**Stated goal**. Where a line below holds the string "chambre", copy that line.

**Material for this exercise**.
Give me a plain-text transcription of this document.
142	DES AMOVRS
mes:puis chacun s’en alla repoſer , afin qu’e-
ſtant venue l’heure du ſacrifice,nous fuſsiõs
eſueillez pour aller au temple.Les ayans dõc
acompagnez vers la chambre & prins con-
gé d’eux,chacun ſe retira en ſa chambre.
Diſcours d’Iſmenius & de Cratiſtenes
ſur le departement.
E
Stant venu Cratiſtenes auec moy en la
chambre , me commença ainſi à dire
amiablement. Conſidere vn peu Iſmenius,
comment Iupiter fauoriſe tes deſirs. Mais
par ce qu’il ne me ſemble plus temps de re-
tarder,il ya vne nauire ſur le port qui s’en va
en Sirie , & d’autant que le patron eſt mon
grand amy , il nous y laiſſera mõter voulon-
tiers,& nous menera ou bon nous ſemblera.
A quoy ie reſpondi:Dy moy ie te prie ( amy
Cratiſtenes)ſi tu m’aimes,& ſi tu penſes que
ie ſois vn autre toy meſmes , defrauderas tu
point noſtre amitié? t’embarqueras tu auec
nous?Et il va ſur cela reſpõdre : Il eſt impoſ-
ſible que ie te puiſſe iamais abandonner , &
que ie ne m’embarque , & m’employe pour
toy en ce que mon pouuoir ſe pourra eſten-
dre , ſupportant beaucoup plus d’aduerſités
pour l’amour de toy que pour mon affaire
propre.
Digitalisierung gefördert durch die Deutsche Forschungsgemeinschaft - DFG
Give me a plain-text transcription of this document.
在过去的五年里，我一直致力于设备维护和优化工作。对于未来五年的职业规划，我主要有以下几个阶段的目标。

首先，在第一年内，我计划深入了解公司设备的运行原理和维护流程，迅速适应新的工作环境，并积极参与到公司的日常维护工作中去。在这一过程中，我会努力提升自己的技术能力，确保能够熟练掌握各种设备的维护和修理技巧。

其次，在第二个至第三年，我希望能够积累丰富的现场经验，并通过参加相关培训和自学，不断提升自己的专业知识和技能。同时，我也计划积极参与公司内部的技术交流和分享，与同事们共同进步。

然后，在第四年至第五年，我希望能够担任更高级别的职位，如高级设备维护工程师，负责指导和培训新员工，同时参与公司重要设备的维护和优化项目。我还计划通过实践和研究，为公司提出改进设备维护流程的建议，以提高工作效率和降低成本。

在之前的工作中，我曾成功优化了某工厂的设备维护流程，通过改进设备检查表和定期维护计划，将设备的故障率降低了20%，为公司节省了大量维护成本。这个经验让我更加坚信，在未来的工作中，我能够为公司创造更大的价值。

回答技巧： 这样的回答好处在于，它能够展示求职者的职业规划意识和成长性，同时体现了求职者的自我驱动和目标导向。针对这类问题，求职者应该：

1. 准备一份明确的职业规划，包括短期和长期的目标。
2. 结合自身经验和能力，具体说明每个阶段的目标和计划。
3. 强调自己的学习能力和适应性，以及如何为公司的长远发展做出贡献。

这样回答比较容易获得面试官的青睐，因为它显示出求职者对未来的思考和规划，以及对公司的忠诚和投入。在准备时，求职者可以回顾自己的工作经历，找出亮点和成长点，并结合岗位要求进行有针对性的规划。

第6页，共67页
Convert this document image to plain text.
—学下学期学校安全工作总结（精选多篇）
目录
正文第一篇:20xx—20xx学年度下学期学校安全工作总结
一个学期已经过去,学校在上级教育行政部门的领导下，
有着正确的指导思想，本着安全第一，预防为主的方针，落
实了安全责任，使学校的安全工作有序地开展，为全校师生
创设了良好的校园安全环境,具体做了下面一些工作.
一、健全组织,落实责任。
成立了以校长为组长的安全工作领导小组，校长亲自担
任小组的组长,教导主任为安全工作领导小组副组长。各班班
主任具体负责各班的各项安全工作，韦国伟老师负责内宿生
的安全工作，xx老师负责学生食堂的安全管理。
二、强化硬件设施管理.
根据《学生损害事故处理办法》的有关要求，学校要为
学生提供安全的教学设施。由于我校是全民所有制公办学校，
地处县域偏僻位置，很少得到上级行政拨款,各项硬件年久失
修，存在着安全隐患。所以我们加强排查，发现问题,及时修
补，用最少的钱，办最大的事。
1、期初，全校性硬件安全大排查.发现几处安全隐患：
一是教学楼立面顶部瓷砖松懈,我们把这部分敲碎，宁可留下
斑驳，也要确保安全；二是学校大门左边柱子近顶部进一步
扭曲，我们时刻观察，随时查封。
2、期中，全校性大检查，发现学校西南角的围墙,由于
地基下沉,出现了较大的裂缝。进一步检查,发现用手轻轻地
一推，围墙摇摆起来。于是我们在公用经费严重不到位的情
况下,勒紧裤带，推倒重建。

**Result of the task**.
acompagnez vers la chambre & prins con-
gé d’eux,chacun ſe retira en ſa chambre.
chambre , me commença ainſi à dire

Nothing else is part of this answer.